Started 12 years ago, Axiom, a 500-plus- attorney firm, today turns a profit — something it's done for some time, said Finke, general manager of Axiom's Chicago office.
"Because of technology, our attorneys are able either to work out of a home office or a client site," he said. "Because we've eliminated the cost structure of a regular law firm, our rates are about half of what a typical firm charges."
For example, if he practiced today at Sidley Austin, where he worked for six years in the 1990s, he said he could bill about $600 an hour. At Axiom, his practice costs less than $200 an hour.
A major part of the firm's work comes from what it calls "Secondments," Finke said. Secondments work virtually or at a client's office on a permanent, part-time or project-oriented basis.
"You're the general counsel of a large tech company and your business involves quite a few commercial agreements with vendors or customers and your business is picking up, you're stretched, or as a general rule, you're sending the work to outside counsel," he said.
"One of our attorneys would do that work that otherwise would go to a traditional law firm or would not have gotten done in a timely manner because the in-house team was stretched thin."
It seems to be a model that big companies get along with. The firm's website lists Google, IBM, Johnson & Johnson, Citigroup, Cisco and 30 other large companies as Axiom clients.
Thomas Holden works for corporate clients from his home office as an Axiom attorney. He said he moved to Axiom because of the flexibility it offers him.
"They do all the marketing and sales; I get to practice law," Holden said. "That's a huge plus in my book."
Axiom "does the initial beating of the turf" to find clients, Holden said. Then, they match the client's needs with their attorney's experience.
"I just started a new customer last week and went through three or four interviews with them before working with them," he said. "It's almost like being hired in-house."
Axiom said its attorneys make, on average, about $200,000 a year. And Holden said models like Axiom's "take a big chunk out of the common law firm's market share."
"I think the cost sensitivity for large and small corporations is huge these days," he said. "If you can deliver quality legal services for a third or quarter of the price, then people are going to jump at that."
A younger alternative
Born in 2010, Clearspire represents another example of a firm that leverages technology to offer an alternative business model, said David Hobbie, a Boston attorney at Goodwin Procter who blogs for the International Legal Technology Association.
The firm's software, Coral, combines practice and document management tools with Web 2.0 capabilities like video chat and attorney news feeds to provide a set of technologies that "certainly aren't present in any off-the-shelf product," Hobbie said.
For example, Clearspire attorneys can keep tabs on colleagues or clients through a "hallway" of constantly changing photos that show if a lawyer is at a desk, on the phone or away from the office.

= MATERIAL =
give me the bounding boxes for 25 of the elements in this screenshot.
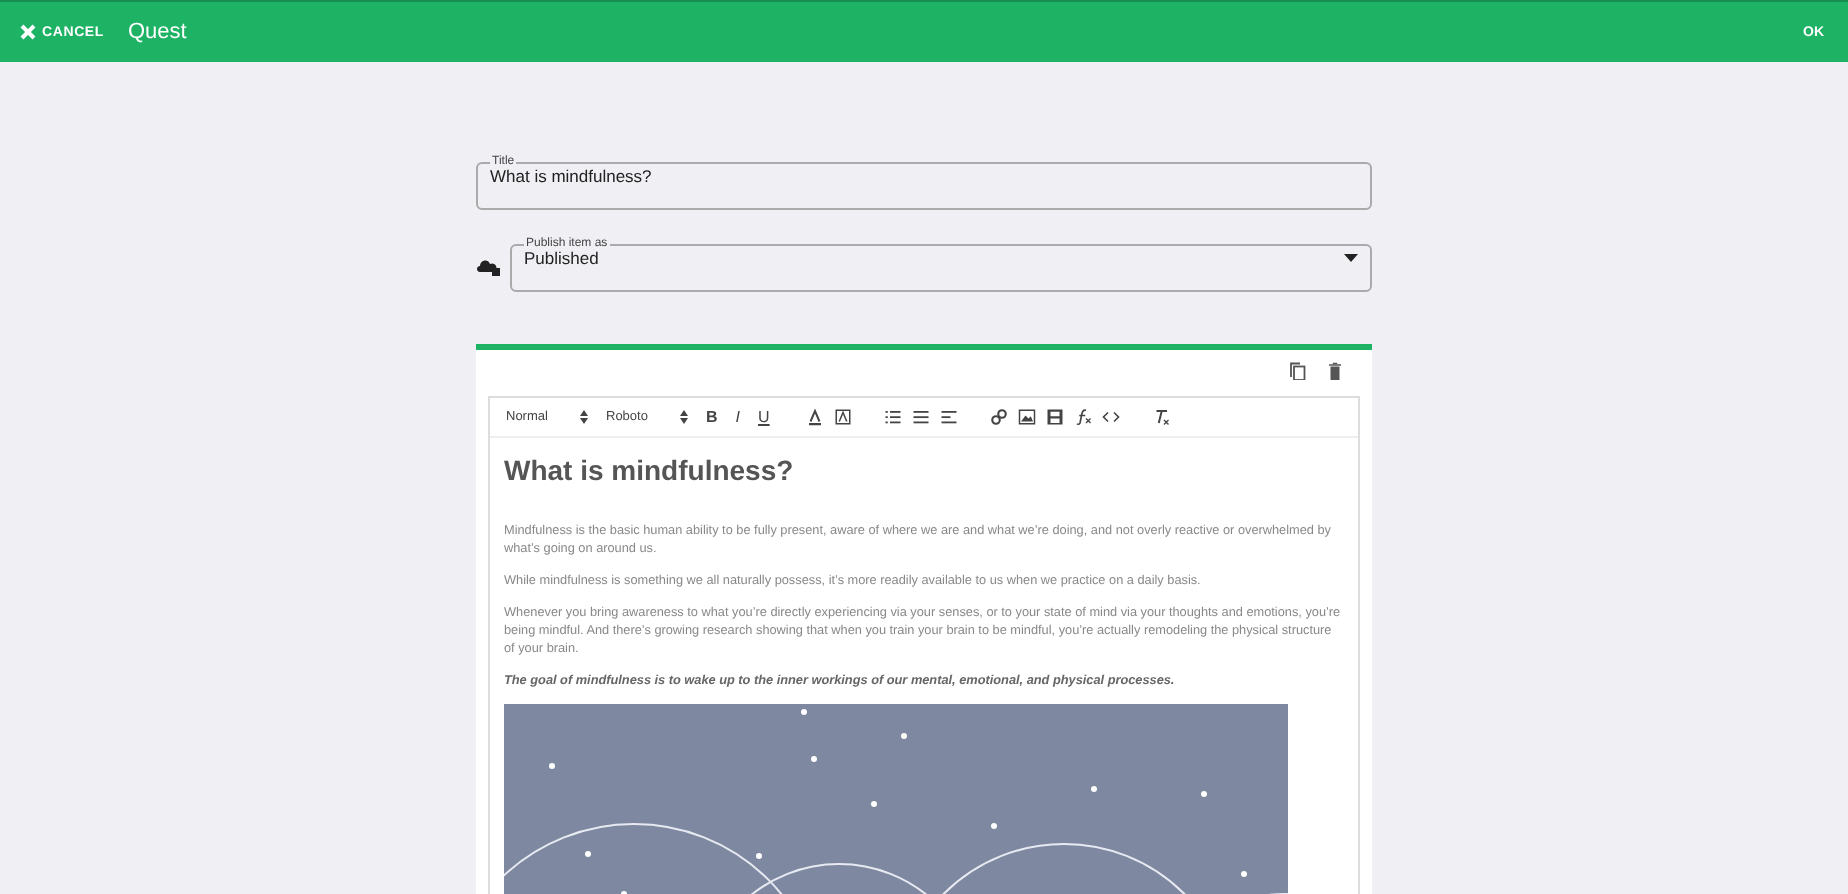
text-color-icon[interactable] xyxy=(805,408,824,426)
bullet-list-icon[interactable] xyxy=(911,408,930,426)
screen-title: Quest xyxy=(127,20,187,44)
copy-icon[interactable] xyxy=(1288,362,1306,380)
field-value: Published xyxy=(524,248,599,268)
align-icon[interactable] xyxy=(939,408,958,426)
format-button[interactable]: I xyxy=(731,408,745,426)
ordered-list-icon[interactable] xyxy=(883,408,902,426)
caret-icon xyxy=(1344,254,1358,262)
sort-arrows-icon xyxy=(680,410,688,424)
image-icon[interactable] xyxy=(1017,408,1036,426)
highlight-icon[interactable] xyxy=(833,408,852,426)
code-icon[interactable] xyxy=(1101,408,1120,426)
article-heading: What is mindfulness? xyxy=(504,454,796,486)
sort-arrows-icon xyxy=(580,410,588,424)
close-icon xyxy=(20,24,36,40)
clear-format-icon[interactable] xyxy=(1151,408,1170,426)
video-icon[interactable] xyxy=(1045,408,1064,426)
format-button[interactable]: B xyxy=(702,408,722,426)
delete-icon[interactable] xyxy=(1326,362,1344,380)
field-value: What is mindfulness? xyxy=(490,166,652,186)
cloud-icon xyxy=(476,255,500,275)
formula-icon[interactable] xyxy=(1073,408,1092,426)
format-button[interactable]: U xyxy=(754,408,774,426)
link-icon[interactable] xyxy=(989,408,1008,426)
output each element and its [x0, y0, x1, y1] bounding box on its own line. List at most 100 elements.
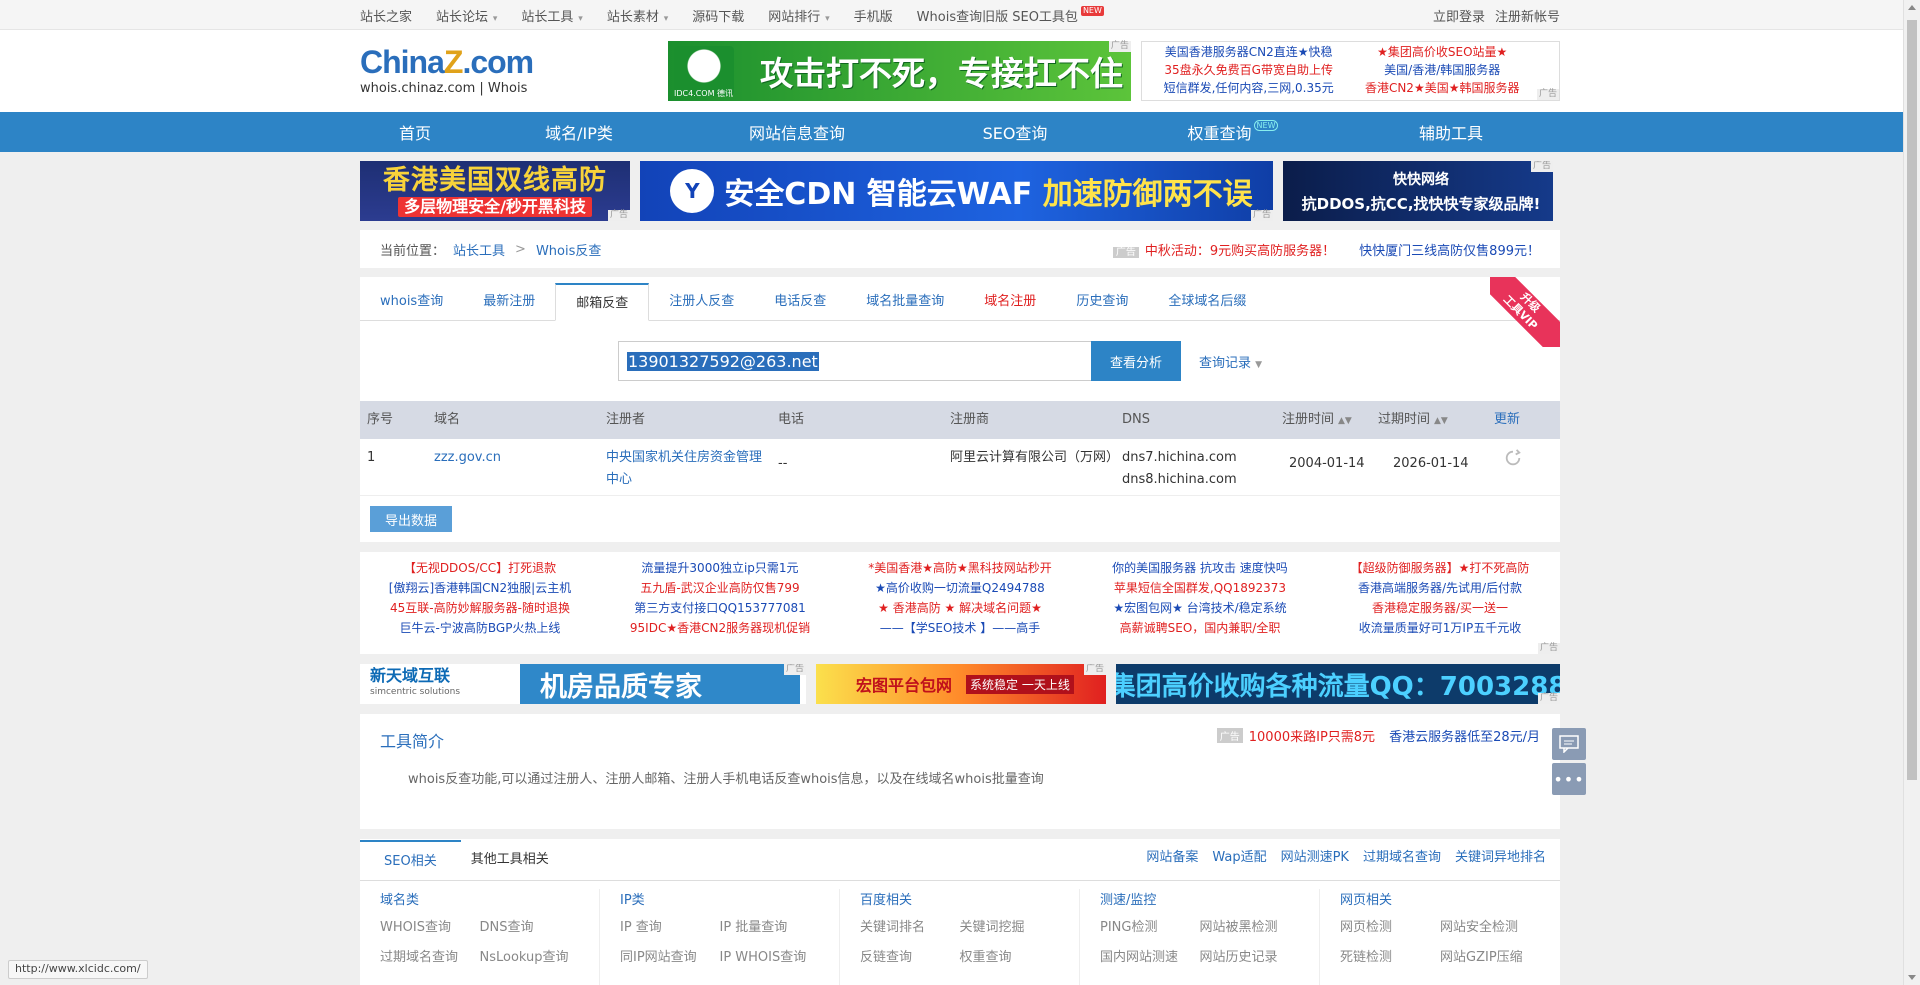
ad-text-link[interactable]: 短信群发,任何内容,三网,0.35元 — [1152, 80, 1346, 98]
tool-link[interactable]: NsLookup查询 — [480, 943, 580, 973]
text-ad-link[interactable]: 收流量质量好可1万IP五千元收 — [1320, 618, 1560, 638]
tool-link[interactable]: 过期域名查询 — [380, 943, 480, 973]
tool-quick-link[interactable]: 关键词异地排名 — [1455, 840, 1546, 880]
tab-6[interactable]: 域名注册 — [964, 283, 1056, 320]
tool-quick-link[interactable]: 网站测速PK — [1281, 840, 1349, 880]
text-ad-link[interactable]: 五九盾-武汉企业高防仅售799 — [600, 578, 840, 598]
text-ad-link[interactable]: ★ 香港高防 ★ 解决域名问题★ — [840, 598, 1080, 618]
tool-group-title[interactable]: 网页相关 — [1340, 889, 1540, 913]
tab-7[interactable]: 历史查询 — [1056, 283, 1148, 320]
col-header-expires[interactable]: 过期时间 ▲▼ — [1371, 409, 1487, 432]
ad-link-midautumn[interactable]: 中秋活动：9元购买高防服务器！ — [1145, 244, 1335, 259]
email-search-input[interactable]: 13901327592@263.net — [617, 341, 1091, 381]
tab-8[interactable]: 全球域名后缀 — [1148, 283, 1266, 320]
nav-item-4[interactable]: 权重查询 NEW — [1124, 120, 1342, 144]
text-ad-link[interactable]: 45互联-高防妙解服务器-随时退换 — [360, 598, 600, 618]
ad-link-hk-cloud[interactable]: 香港云服务器低至28元/月 — [1389, 726, 1540, 745]
text-ad-link[interactable]: 香港高端服务器/先试用/后付款 — [1320, 578, 1560, 598]
top-link-3[interactable]: 站长素材 ▾ — [607, 6, 668, 25]
refresh-button[interactable] — [1487, 447, 1547, 475]
top-link-2[interactable]: 站长工具 ▾ — [521, 6, 582, 25]
tool-link[interactable]: IP 查询 — [620, 913, 720, 943]
text-ad-link[interactable]: 苹果短信全国群发,QQ1892373 — [1080, 578, 1320, 598]
ad-text-link[interactable]: 美国/香港/韩国服务器 — [1345, 62, 1539, 80]
text-ad-link[interactable]: ★高价收购一切流量Q2494788 — [840, 578, 1080, 598]
ad-banner-idc4[interactable]: 攻击打不死，专接扛不住 IDC4.COM 德讯 广告 — [667, 41, 1131, 101]
tool-quick-link[interactable]: Wap适配 — [1212, 840, 1266, 880]
tool-link[interactable]: 关键词挖掘 — [960, 913, 1060, 943]
tool-link[interactable]: 反链查询 — [860, 943, 960, 973]
analyze-button[interactable]: 查看分析 — [1090, 341, 1181, 381]
tool-link[interactable]: IP WHOIS查询 — [720, 943, 820, 973]
tab-seo-related[interactable]: SEO相关 — [360, 840, 461, 880]
ad-kuaikuai[interactable]: 快快网络 抗DDOS,抗CC,找快快专家级品牌! 广告 — [1283, 161, 1553, 221]
chinaz-logo[interactable]: ChinaZ.com whois.chinaz.com | Whois — [360, 41, 557, 101]
text-ad-link[interactable]: ★宏图包网★ 台湾技术/稳定系统 — [1080, 598, 1320, 618]
text-ad-link[interactable]: 香港稳定服务器/买一送一 — [1320, 598, 1560, 618]
text-ad-link[interactable]: 你的美国服务器 抗攻击 速度快吗 — [1080, 558, 1320, 578]
breadcrumb-item-whois-reverse[interactable]: Whois反查 — [536, 240, 601, 259]
text-ad-link[interactable]: 95IDC★香港CN2服务器现机促销 — [600, 618, 840, 638]
registrant-link[interactable]: 中央国家机关住房资金管理中心 — [606, 450, 762, 487]
nav-item-3[interactable]: SEO查询 — [906, 120, 1124, 144]
ad-text-link[interactable]: 香港CN2★美国★韩国服务器 — [1345, 80, 1539, 98]
tool-link[interactable]: PING检测 — [1100, 913, 1200, 943]
tab-0[interactable]: whois查询 — [360, 283, 463, 320]
col-header-created[interactable]: 注册时间 ▲▼ — [1275, 409, 1371, 432]
tab-1[interactable]: 最新注册 — [463, 283, 555, 320]
breadcrumb-item-tools[interactable]: 站长工具 — [453, 240, 505, 259]
tool-group-title[interactable]: 测速/监控 — [1100, 889, 1299, 913]
nav-item-1[interactable]: 域名/IP类 — [470, 120, 688, 144]
tool-link[interactable]: 关键词排名 — [860, 913, 960, 943]
ad-text-link[interactable]: 35盘永久免费百G带宽自助上传 — [1152, 62, 1346, 80]
page-scrollbar[interactable] — [1903, 0, 1920, 985]
tool-link[interactable]: 国内网站测速 — [1100, 943, 1200, 973]
tool-link[interactable]: 死链检测 — [1340, 943, 1440, 973]
top-link-1[interactable]: 站长论坛 ▾ — [436, 6, 497, 25]
col-header-update[interactable]: 更新 — [1487, 409, 1547, 431]
top-link-4[interactable]: 源码下载 — [692, 6, 744, 25]
ad-hongtu[interactable]: 宏图平台包网 系统稳定 一天上线 广告 — [816, 664, 1106, 704]
top-link-6[interactable]: 手机版 — [854, 6, 893, 25]
text-ad-link[interactable]: 【超级防御服务器】★打不死高防 — [1320, 558, 1560, 578]
top-link-5[interactable]: 网站排行 ▾ — [768, 6, 829, 25]
export-data-button[interactable]: 导出数据 — [370, 506, 452, 532]
tab-5[interactable]: 域名批量查询 — [846, 283, 964, 320]
text-ad-link[interactable]: [傲翔云]香港韩国CN2独服|云主机 — [360, 578, 600, 598]
ad-group-traffic[interactable]: 集团高价收购各种流量QQ：7003288 广告 — [1116, 664, 1560, 704]
tool-quick-link[interactable]: 网站备案 — [1146, 840, 1198, 880]
tool-link[interactable]: 网页检测 — [1340, 913, 1440, 943]
tool-link[interactable]: 网站安全检测 — [1440, 913, 1540, 943]
tool-group-title[interactable]: 百度相关 — [860, 889, 1059, 913]
top-link-0[interactable]: 站长之家 — [360, 6, 412, 25]
tool-link[interactable]: WHOIS查询 — [380, 913, 480, 943]
register-link[interactable]: 注册新帐号 — [1495, 6, 1560, 25]
feedback-button[interactable] — [1552, 728, 1586, 760]
ad-text-link[interactable]: 美国香港服务器CN2直连★快稳 — [1152, 44, 1346, 62]
query-history-dropdown[interactable]: 查询记录 ▼ — [1199, 352, 1262, 371]
tool-quick-link[interactable]: 过期域名查询 — [1363, 840, 1441, 880]
text-ad-link[interactable]: 第三方支付接口QQ153777081 — [600, 598, 840, 618]
text-ad-link[interactable]: 【无视DDOS/CC】打死退款 — [360, 558, 600, 578]
text-ad-link[interactable]: 高薪诚聘SEO，国内兼职/全职 — [1080, 618, 1320, 638]
ad-yundun-cdn[interactable]: Y 安全CDN 智能云WAF 加速防御两不误 广告 — [640, 161, 1273, 221]
vip-upgrade-ribbon[interactable]: 升级 工具VIP — [1490, 277, 1560, 347]
ad-xintianyu[interactable]: 新天域互联 simcentric solutions 机房品质专家 广告 — [360, 664, 806, 704]
tab-3[interactable]: 注册人反查 — [649, 283, 754, 320]
more-button[interactable]: ••• — [1552, 763, 1586, 795]
nav-item-2[interactable]: 网站信息查询 — [688, 120, 906, 144]
nav-item-0[interactable]: 首页 — [360, 120, 470, 144]
ad-text-link[interactable]: ★集团高价收SEO站量★ — [1345, 44, 1539, 62]
tab-other-tools[interactable]: 其他工具相关 — [461, 840, 559, 880]
top-link-7[interactable]: Whois查询旧版 SEO工具包 NEW — [917, 5, 1104, 25]
ad-link-ip[interactable]: 10000来路IP只需8元 — [1249, 726, 1375, 745]
domain-link[interactable]: zzz.gov.cn — [434, 450, 501, 465]
tool-group-title[interactable]: IP类 — [620, 889, 819, 913]
tab-4[interactable]: 电话反查 — [754, 283, 846, 320]
tab-2[interactable]: 邮箱反查 — [555, 283, 650, 321]
tool-link[interactable]: DNS查询 — [480, 913, 580, 943]
nav-item-5[interactable]: 辅助工具 — [1342, 120, 1560, 144]
ad-hk-defense[interactable]: 香港美国双线高防 多层物理安全/秒开黑科技 广告 — [360, 161, 630, 221]
text-ad-link[interactable]: ——【学SEO技术 】——高手 — [840, 618, 1080, 638]
tool-link[interactable]: 网站被黑检测 — [1200, 913, 1300, 943]
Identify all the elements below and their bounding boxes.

= DIRECTIVES =
[1] From the law firm article, extract the passage starting with "For example, if" and going on through "than $200 an hour.".
[2] According to the law firm article, what is the name of Clearspire's software?
[3] Proceed with the law firm article, picking up right after its last sentence.
The listing is separate material and has nothing to do with the law firm article.

= ANSWERS TO THE EXERCISE =
[1]
For example, if he practiced today at Sidley Austin, where he worked for six years in the 1990s, he said he could bill about $600 an hour. At Axiom, his practice costs less than $200 an hour.

[2] Coral.

[3]
The hallways change along with the legal matter to show case-relevant attorney and client photos.
By clicking on a photo, the lawyer can video chat, e-mail, instant message or call that person. Then, they can work together on case documents through programs built into Coral and invite clients to view their process along the way.
Jeffrey Brandt, owner of consulting firm Brandt Professional Services and former chief information and knowledge officer at Crowell & Moring in Washington, D.C., worked with Clearspire to develop Coral.
"Every time I move from matter to matter, practice to practice and client to client, the system is constantly adapting all the information it shows," Brandt said. "Other software doesn't do that."
Hobbie compared aspects of Coral to Littler Mendelson's CaseSmart software, which lets clients track progress on their legal matters and collects lawyers' previous work so it can be used again when helpful.
For Clearspire's business model, Coral lets the firm's lawyers work from home, which eliminates the need for a large downtown office, said Arrowood, Clearspire's CEO. To further cut costs, Clearspire scrapped profit per partner, which Clearspire estimates accounts for about 30 percent of the balance sheet at a typical law firm.
With those two major costs out of the way, Arrowood said the firm's fees usually come in at half of what a typical law firm might charge.
Clearspire's billing model, handled through Coral, uses fixed fees that get budgeted by the type and duration of work and by which lawyer will handle it. The client and Clearspire then sign a contract for that amount — it can't change unless agreed upon.
If Clearspire's attorneys spend more time on the matter than they budgeted — too bad for Clearspire. If the attorneys finish in less than the time allotted, the client gets a third of the savings while the attorney and firm split the rest.
"One of our fundamental tenants is the proper economic and strategic alignment between the lawyers who are doing the work, the clients receiving the work and the law firm," Arrowood said.
Professor Ronald Staudt of IIT Chicago-Kent College of Law said technology ultimately lowers the cost of legal services.
But, he said it remains unclear if firms like Axiom and Clearspire that take advantage of their lower costs by offering lower rates or fixed fees will become mainstream.
"The problem still remains that it's hard to do that," Staudt said of budgeting legal work. "There still needs to be metrics involved and the metrics can't be the number of hours you spend, it has to be the value of your work to the client."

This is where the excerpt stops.